Work to be completed:
Restate the data below word for word. Skip any images it contains.

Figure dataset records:
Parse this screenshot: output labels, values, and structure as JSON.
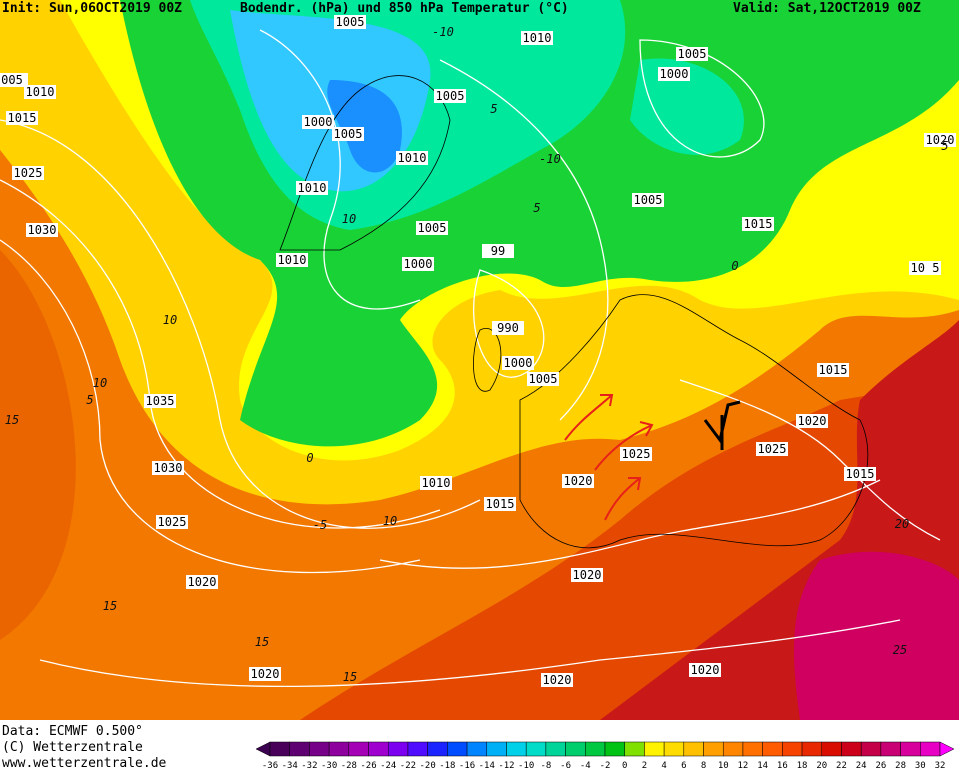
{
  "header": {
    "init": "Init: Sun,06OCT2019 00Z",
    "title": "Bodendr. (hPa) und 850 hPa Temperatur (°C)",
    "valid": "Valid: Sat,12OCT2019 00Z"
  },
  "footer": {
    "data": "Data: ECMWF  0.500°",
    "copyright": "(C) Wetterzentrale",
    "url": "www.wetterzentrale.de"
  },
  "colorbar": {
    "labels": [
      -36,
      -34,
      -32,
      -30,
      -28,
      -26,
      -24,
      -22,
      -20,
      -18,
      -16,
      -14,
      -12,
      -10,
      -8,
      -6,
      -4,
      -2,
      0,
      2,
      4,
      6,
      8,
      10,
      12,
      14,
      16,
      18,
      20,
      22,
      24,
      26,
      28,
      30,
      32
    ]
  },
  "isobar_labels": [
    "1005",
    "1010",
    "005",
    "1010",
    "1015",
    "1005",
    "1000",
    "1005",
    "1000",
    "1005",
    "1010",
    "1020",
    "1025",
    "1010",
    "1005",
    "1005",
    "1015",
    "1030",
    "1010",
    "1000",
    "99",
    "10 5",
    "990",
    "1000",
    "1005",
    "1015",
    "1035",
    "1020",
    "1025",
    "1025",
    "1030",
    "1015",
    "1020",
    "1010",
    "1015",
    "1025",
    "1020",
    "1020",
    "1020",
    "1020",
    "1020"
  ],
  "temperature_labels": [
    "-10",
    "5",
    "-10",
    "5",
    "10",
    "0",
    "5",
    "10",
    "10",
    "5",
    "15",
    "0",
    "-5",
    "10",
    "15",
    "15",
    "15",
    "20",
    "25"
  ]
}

Expected output:
Parse this screenshot: output labels, values, and structure as JSON.
{
  "header": {
    "init": "Init: Sun,06OCT2019 00Z",
    "title": "Bodendr. (hPa) und 850 hPa Temperatur (°C)",
    "valid": "Valid: Sat,12OCT2019 00Z"
  },
  "footer": {
    "data": "Data: ECMWF  0.500°",
    "copyright": "(C) Wetterzentrale",
    "url": "www.wetterzentrale.de"
  },
  "colorbar": {
    "labels": [
      -36,
      -34,
      -32,
      -30,
      -28,
      -26,
      -24,
      -22,
      -20,
      -18,
      -16,
      -14,
      -12,
      -10,
      -8,
      -6,
      -4,
      -2,
      0,
      2,
      4,
      6,
      8,
      10,
      12,
      14,
      16,
      18,
      20,
      22,
      24,
      26,
      28,
      30,
      32
    ]
  },
  "isobar_labels": [
    "1005",
    "1010",
    "005",
    "1010",
    "1015",
    "1005",
    "1000",
    "1005",
    "1000",
    "1005",
    "1010",
    "1020",
    "1025",
    "1010",
    "1005",
    "1005",
    "1015",
    "1030",
    "1010",
    "1000",
    "99",
    "10 5",
    "990",
    "1000",
    "1005",
    "1015",
    "1035",
    "1020",
    "1025",
    "1025",
    "1030",
    "1015",
    "1020",
    "1010",
    "1015",
    "1025",
    "1020",
    "1020",
    "1020",
    "1020",
    "1020"
  ],
  "temperature_labels": [
    "-10",
    "5",
    "-10",
    "5",
    "10",
    "0",
    "5",
    "10",
    "10",
    "5",
    "15",
    "0",
    "-5",
    "10",
    "15",
    "15",
    "15",
    "20",
    "25"
  ]
}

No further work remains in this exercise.